Globe-trotting Cuban activists sway world opinion

Posted on Friday, 04.26.13
Cuban dissidents

Globe-trotting Cuban activists sway world opinion
BY MIMI WHITEFIELD
mwhitefield@MiamiHerald.com

At least a half dozen Cuban activists are now crisscrossing the globe, more or less at the same time, publicly airing their grievances against the Cuban government and meeting with high-level officials and politicians abroad.

What gives? Many Cuba watchers are wondering why a society and government that has been closed for so many years is now allowing opposing voices to speak so freely abroad and collect awards — some with significant amounts of money attached.

In the past, Havana sporadically granted an exit visa allowing a human-rights activist to travel, but a reform instituted in January swept away the need for the reviled tarjeta blanca, or exit visa. Dissidents and opposition bloggers quickly began testing the waters, requesting their passports and accepting international invitations that in some cases had been stacking up for years.

Some say money — or lack of it — is the motivating factor in Cuba’s decision to institute economic and migration reforms. With Cubans freer to come and go, they can work abroad and make international contacts.

But the big question Cuba analysts are asking is: Is Cuba truly opening up — or just trying to burnish its image at a critical time when the future of its main benefactor, Venezuela, is uncertain and it needs to reach out to the world? On May 1, Cuba also is scheduled to officially present its report on human rights for review by the United Nations Human Rights Council in Geneva.

“Cuba has taken some modest steps towards opening up. Easing up on travel restrictions has been one key area,’’ said Michael Shifter, president of the Inter-American Dialogue, a Washington-based policy analysis center. “Cuban authorities can say that it is easier now for Cubans to travel to the U.S. than for U.S. citizens to travel to Cuba.’’

Regardless of the dissidents’ critical messages abroad, their travel gives the Cuban government the opportunity to appear less restrictive. “Every time they take a plane and travel they are proving this point,’’ said Domingo Amuchastegui, a former Cuban intelligence analyst who now lives in Miami.

• **DATA PROVIDED**
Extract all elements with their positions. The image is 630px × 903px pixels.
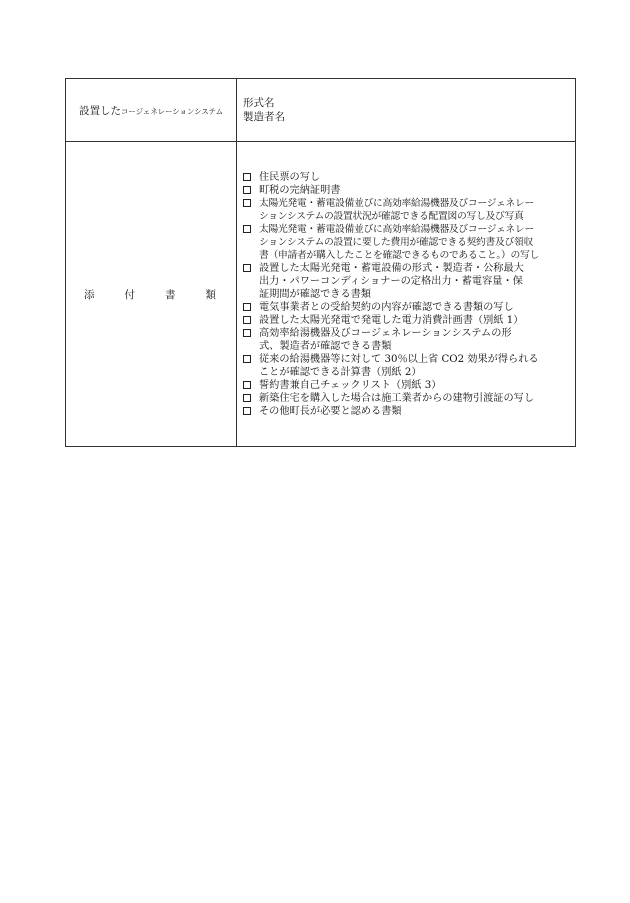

• **TASK 1**
Revise the passage from the article on Cuban activists starting at "At least a half" and ending at "and politicians abroad.", putting "touring" in place of "crisscrossing".
• **TASK 2**
Translate this sentence from the article on Cuban activists into Spanish: "With Cubans freer to come and go, they can work abroad and make international contacts."

• **WORKED SOLUTION 1**
At least a half dozen Cuban activists are now touring the globe, more or less at the same time, publicly airing their grievances against the Cuban government and meeting with high-level officials and politicians abroad.

• **WORKED SOLUTION 2**
Con los cubanos más libres para entrar y salir, pueden trabajar en el extranjero y establecer contactos internacionales.